GIVEN PROBLEM -
For this exercise, copy out each line of the material below that includes "этом".

INFORMATION SUPPLIED -
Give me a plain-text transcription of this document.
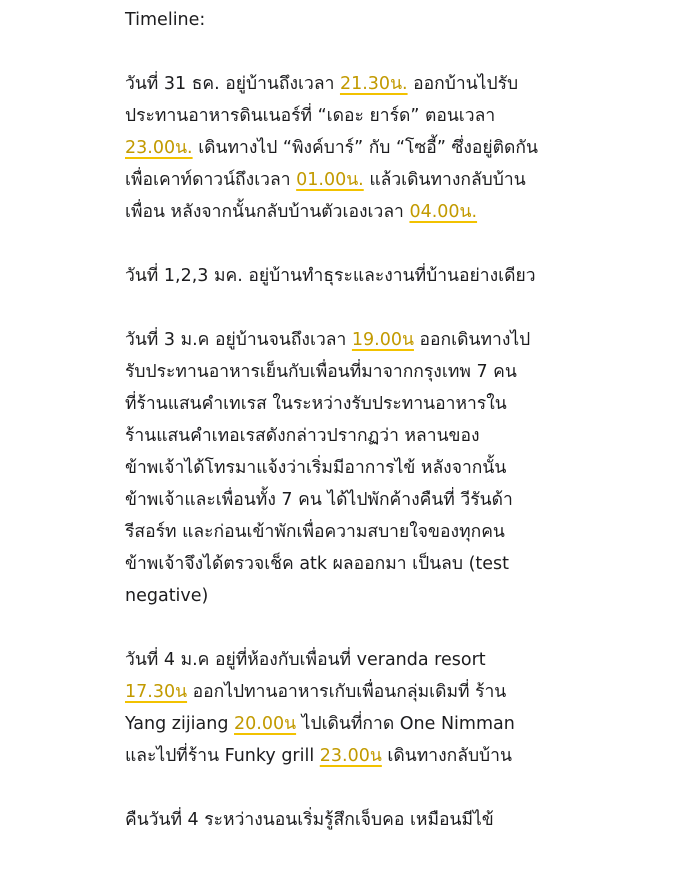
Timeline:
วันที่ 31 ธค. อยู่บ้านถึงเวลา 21.30น. ออกบ้านไปรับ
ประทานอาหารดินเนอร์ที่ “เดอะ ยาร์ด” ตอนเวลา
23.00น. เดินทางไป “พิงค์บาร์” กับ “โซอี้” ซึ่งอยู่ติดกัน
เพื่อเคาท์ดาวน์ถึงเวลา 01.00น. แล้วเดินทางกลับบ้าน
เพื่อน หลังจากนั้นกลับบ้านตัวเองเวลา 04.00น.
วันที่ 1,2,3 มค. อยู่บ้านทำธุระและงานที่บ้านอย่างเดียว
วันที่ 3 ม.ค อยู่บ้านจนถึงเวลา 19.00น ออกเดินทางไป
รับประทานอาหารเย็นกับเพื่อนที่มาจากกรุงเทพ 7 คน
ที่ร้านแสนคำเทเรส ในระหว่างรับประทานอาหารใน
ร้านแสนคำเทอเรสดังกล่าวปรากฏว่า หลานของ
ข้าพเจ้าได้โทรมาแจ้งว่าเริ่มมีอาการไข้ หลังจากนั้น
ข้าพเจ้าและเพื่อนทั้ง 7 คน ได้ไปพักค้างคืนที่ วีรันด้า
รีสอร์ท และก่อนเข้าพักเพื่อความสบายใจของทุกคน
ข้าพเจ้าจึงได้ตรวจเช็ค atk ผลออกมา เป็นลบ (test
negative)
วันที่ 4 ม.ค อยู่ที่ห้องกับเพื่อนที่ veranda resort
17.30น ออกไปทานอาหารเกับเพื่อนกลุ่มเดิมที่ ร้าน
Yang zijiang 20.00น ไปเดินที่กาด One Nimman
และไปที่ร้าน Funky grill 23.00น เดินทางกลับบ้าน
คืนวันที่ 4 ระหว่างนอนเริ่มรู้สึกเจ็บคอ เหมือนมีไข้
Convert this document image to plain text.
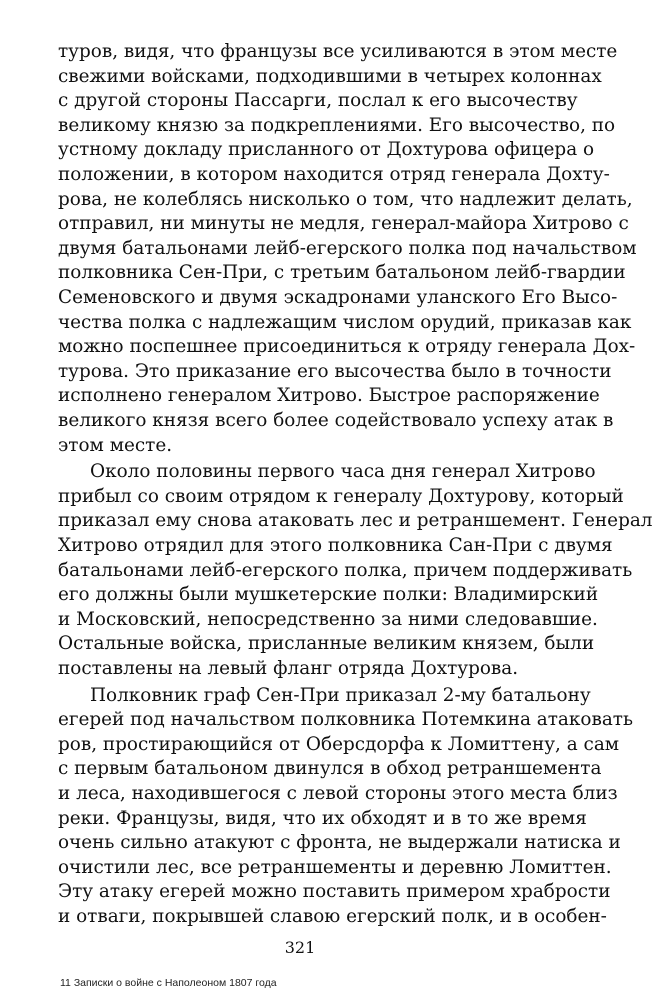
туров, видя, что французы все усиливаются в этом месте
свежими войсками, подходившими в четырех колоннах
с другой стороны Пассарги, послал к его высочеству
великому князю за подкреплениями. Его высочество, по
устному докладу присланного от Дохтурова офицера о
положении, в котором находится отряд генерала Дохту-
рова, не колеблясь нисколько о том, что надлежит делать,
отправил, ни минуты не медля, генерал-майора Хитрово с
двумя батальонами лейб-егерского полка под начальством
полковника Сен-При, с третьим батальоном лейб-гвардии
Семеновского и двумя эскадронами уланского Его Высо-
чества полка с надлежащим числом орудий, приказав как
можно поспешнее присоединиться к отряду генерала Дох-
турова. Это приказание его высочества было в точности
исполнено генералом Хитрово. Быстрое распоряжение
великого князя всего более содействовало успеху атак в
этом месте.
Около половины первого часа дня генерал Хитрово
прибыл со своим отрядом к генералу Дохтурову, который
приказал ему снова атаковать лес и ретраншемент. Генерал
Хитрово отрядил для этого полковника Сан-При с двумя
батальонами лейб-егерского полка, причем поддерживать
его должны были мушкетерские полки: Владимирский
и Московский, непосредственно за ними следовавшие.
Остальные войска, присланные великим князем, были
поставлены на левый фланг отряда Дохтурова.
Полковник граф Сен-При приказал 2-му батальону
егерей под начальством полковника Потемкина атаковать
ров, простирающийся от Оберсдорфа к Ломиттену, а сам
с первым батальоном двинулся в обход ретраншемента
и леса, находившегося с левой стороны этого места близ
реки. Французы, видя, что их обходят и в то же время
очень сильно атакуют с фронта, не выдержали натиска и
очистили лес, все ретраншементы и деревню Ломиттен.
Эту атаку егерей можно поставить примером храбрости
и отваги, покрывшей славою егерский полк, и в особен-
321
11 Записки о войне с Наполеоном 1807 года
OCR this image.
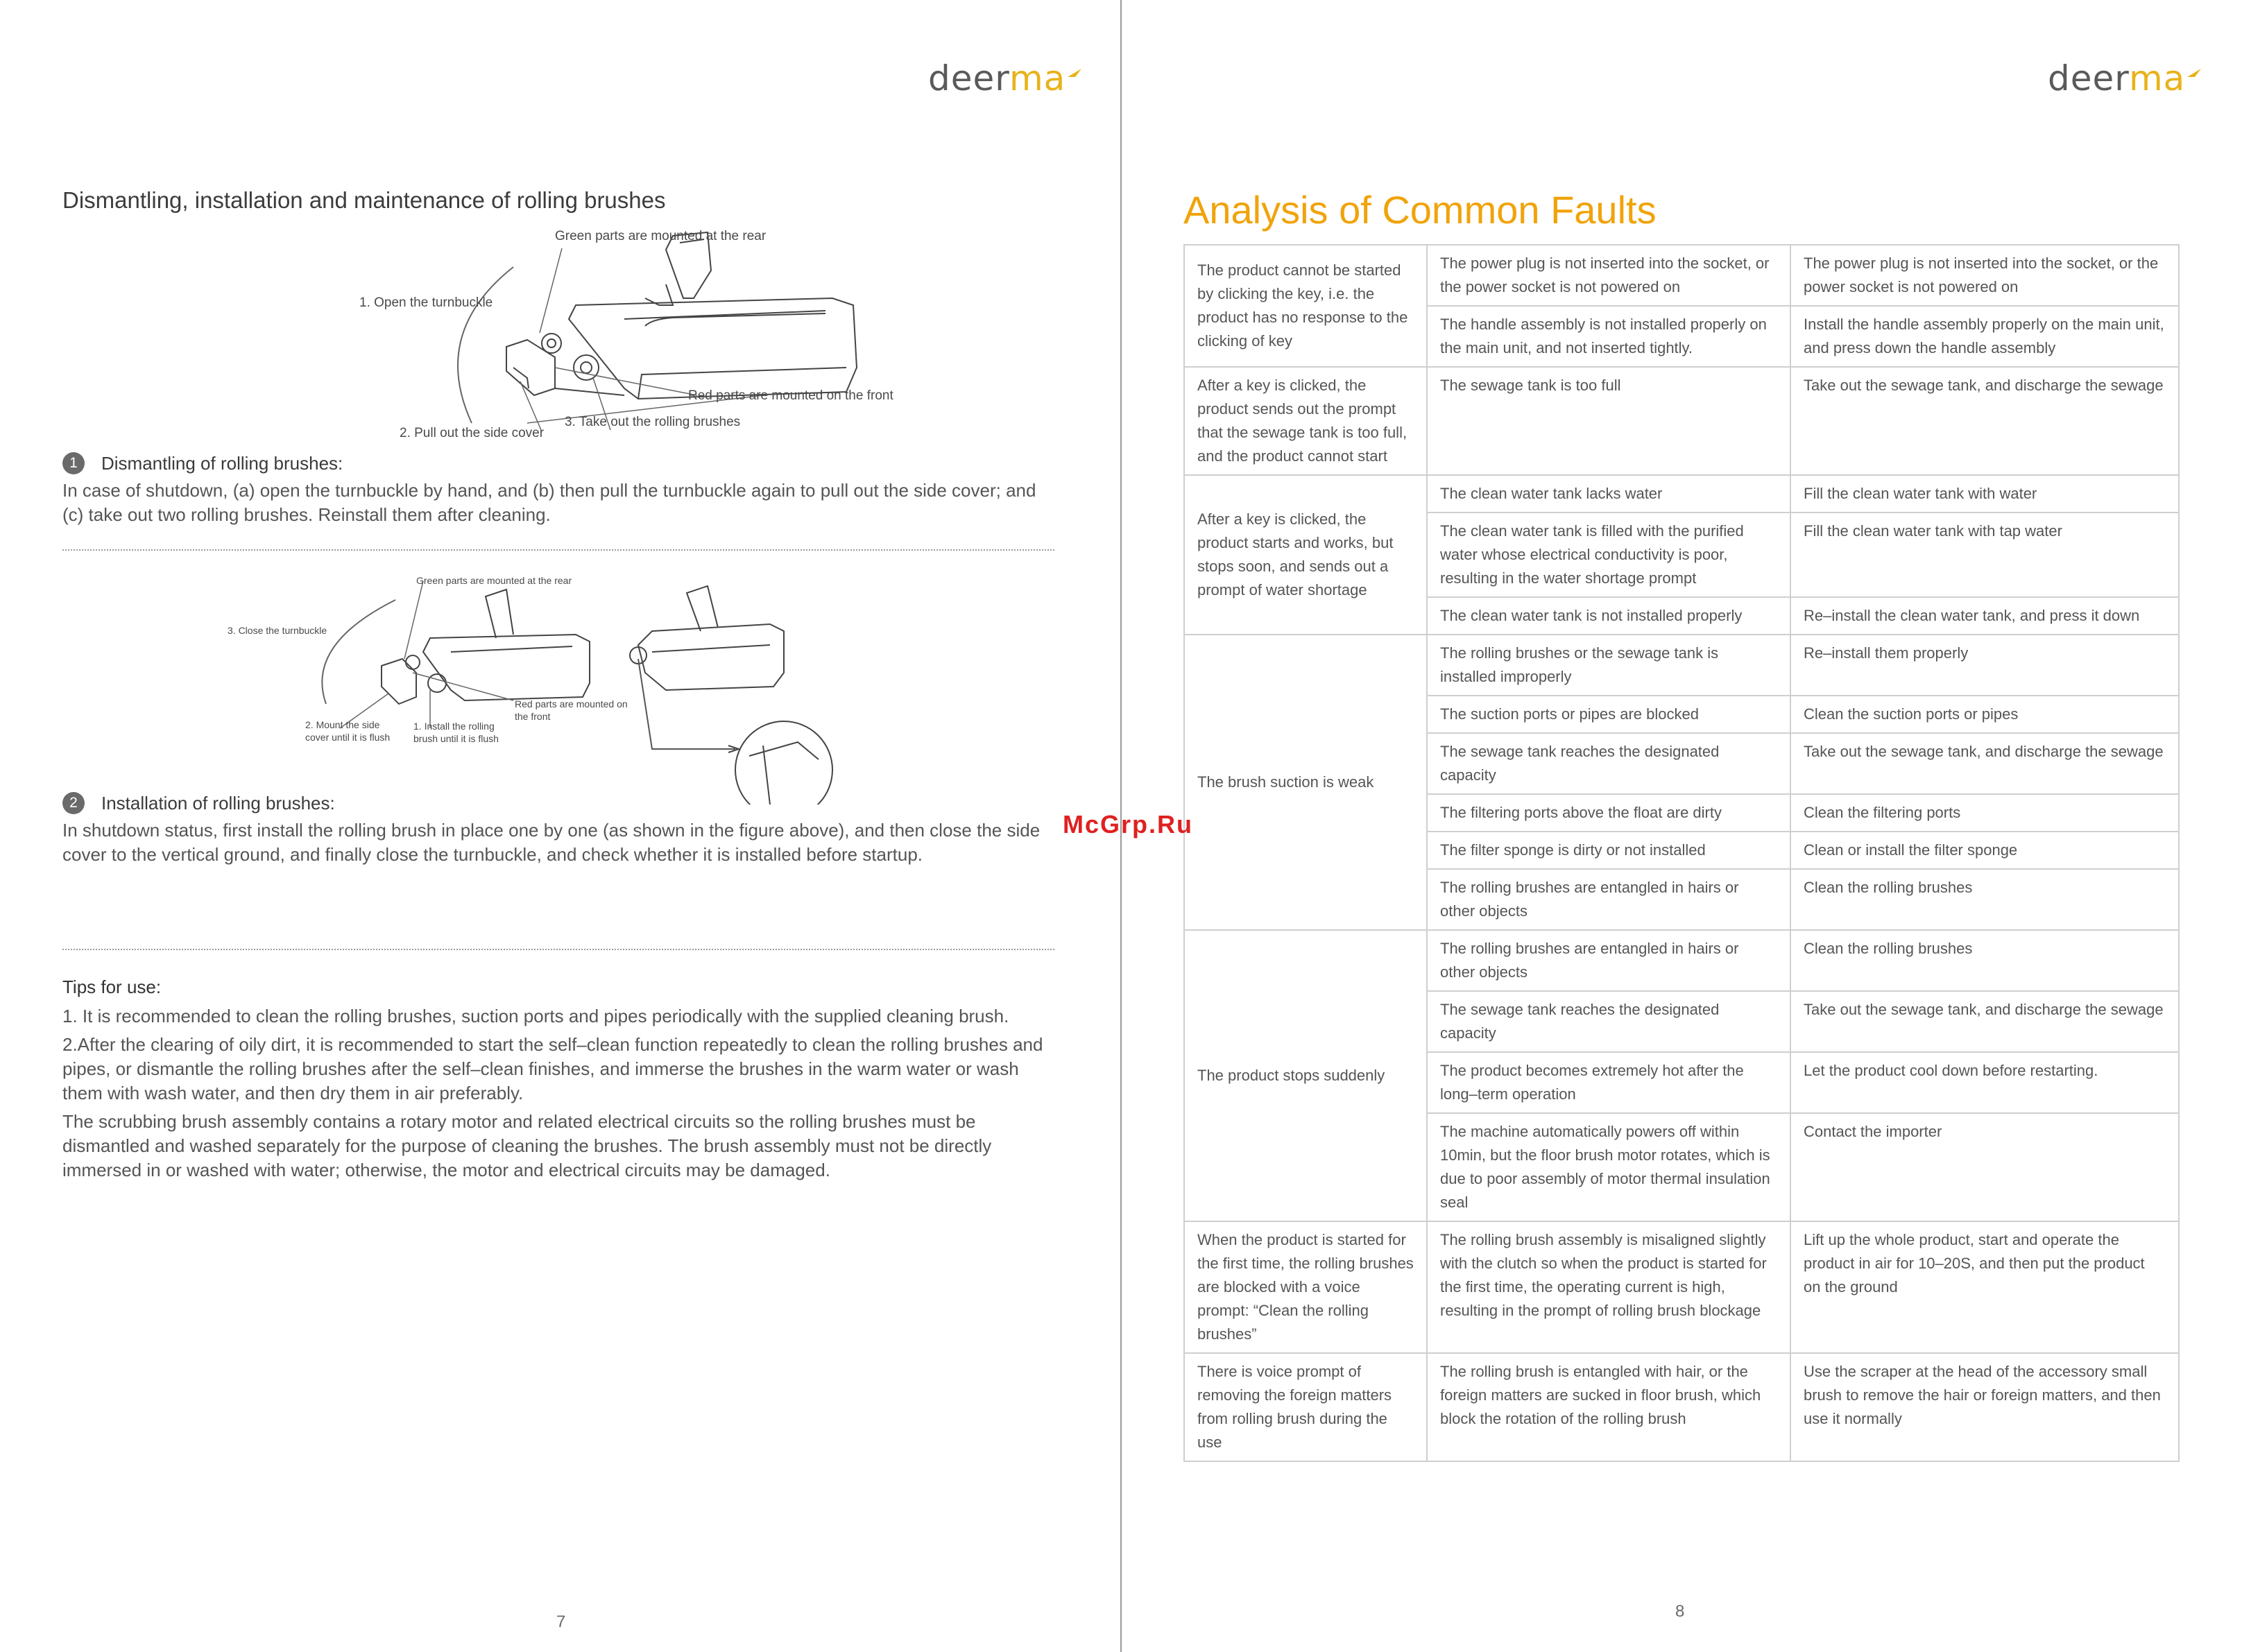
deerma
Dismantling, installation and maintenance of rolling brushes
Green parts are mounted at the rear
1. Open the turnbuckle
Red parts are mounted on the front
2. Pull out the side cover
3. Take out the rolling brushes
1	Dismantling of rolling brushes:
In case of shutdown, (a) open the turnbuckle by hand, and (b) then pull the turnbuckle again to pull out the side cover; and (c) take out two rolling brushes. Reinstall them after cleaning.
Green parts are mounted at the rear
3. Close the turnbuckle
Red parts are mounted on the front
2. Mount the side cover until it is flush
1. Install the rolling brush until it is flush
2	Installation of rolling brushes:
In shutdown status, first install the rolling brush in place one by one (as shown in the figure above), and then close the side cover to the vertical ground, and finally close the turnbuckle, and check whether it is installed before startup.
Tips for use:

1. It is recommended to clean the rolling brushes, suction ports and pipes periodically with the supplied cleaning brush.

2.After the clearing of oily dirt, it is recommended to start the self–clean function repeatedly to clean the rolling brushes and pipes, or dismantle the rolling brushes after the self–clean finishes, and immerse the brushes in the warm water or wash them with wash water, and then dry them in air preferably.

The scrubbing brush assembly contains a rotary motor and related electrical circuits so the rolling brushes must be dismantled and washed separately for the purpose of cleaning the brushes. The brush assembly must not be directly immersed in or washed with water; otherwise, the motor and electrical circuits may be damaged.

7
deerma
Analysis of Common Faults
The product cannot be started by clicking the key, i.e. the product has no response to the clicking of key	The power plug is not inserted into the socket, or the power socket is not powered on	The power plug is not inserted into the socket, or the power socket is not powered on
	The handle assembly is not installed properly on the main unit, and not inserted tightly.	Install the handle assembly properly on the main unit, and press down the handle assembly
After a key is clicked, the product sends out the prompt that the sewage tank is too full, and the product cannot start	The sewage tank is too full	Take out the sewage tank, and discharge the sewage
After a key is clicked, the product starts and works, but stops soon, and sends out a prompt of water shortage	The clean water tank lacks water	Fill the clean water tank with water
	The clean water tank is filled with the purified water whose electrical conductivity is poor, resulting in the water shortage prompt	Fill the clean water tank with tap water
	The clean water tank is not installed properly	Re–install the clean water tank, and press it down
The brush suction is weak	The rolling brushes or the sewage tank is installed improperly	Re–install them properly
	The suction ports or pipes are blocked	Clean the suction ports or pipes
	The sewage tank reaches the designated capacity	Take out the sewage tank, and discharge the sewage
	The filtering ports above the float are dirty	Clean the filtering ports
	The filter sponge is dirty or not installed	Clean or install the filter sponge
	The rolling brushes are entangled in hairs or other objects	Clean the rolling brushes
The product stops suddenly	The rolling brushes are entangled in hairs or other objects	Clean the rolling brushes
	The sewage tank reaches the designated capacity	Take out the sewage tank, and discharge the sewage
	The product becomes extremely hot after the long–term operation	Let the product cool down before restarting.
	The machine automatically powers off within 10min, but the floor brush motor rotates, which is due to poor assembly of motor thermal insulation seal	Contact the importer
When the product is started for the first time, the rolling brushes are blocked with a voice prompt: “Clean the rolling brushes”	The rolling brush assembly is misaligned slightly with the clutch so when the product is started for the first time, the operating current is high, resulting in the prompt of rolling brush blockage	Lift up the whole product, start and operate the product in air for 10–20S, and then put the product on the ground
There is voice prompt of removing the foreign matters from rolling brush during the use	The rolling brush is entangled with hair, or the foreign matters are sucked in floor brush, which block the rotation of the rolling brush	Use the scraper at the head of the accessory small brush to remove the hair or foreign matters, and then use it normally
8
McGrp.Ru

EXERCISE OUTPUT -
туров, видя, что французы все усиливаются в этом месте
этом месте.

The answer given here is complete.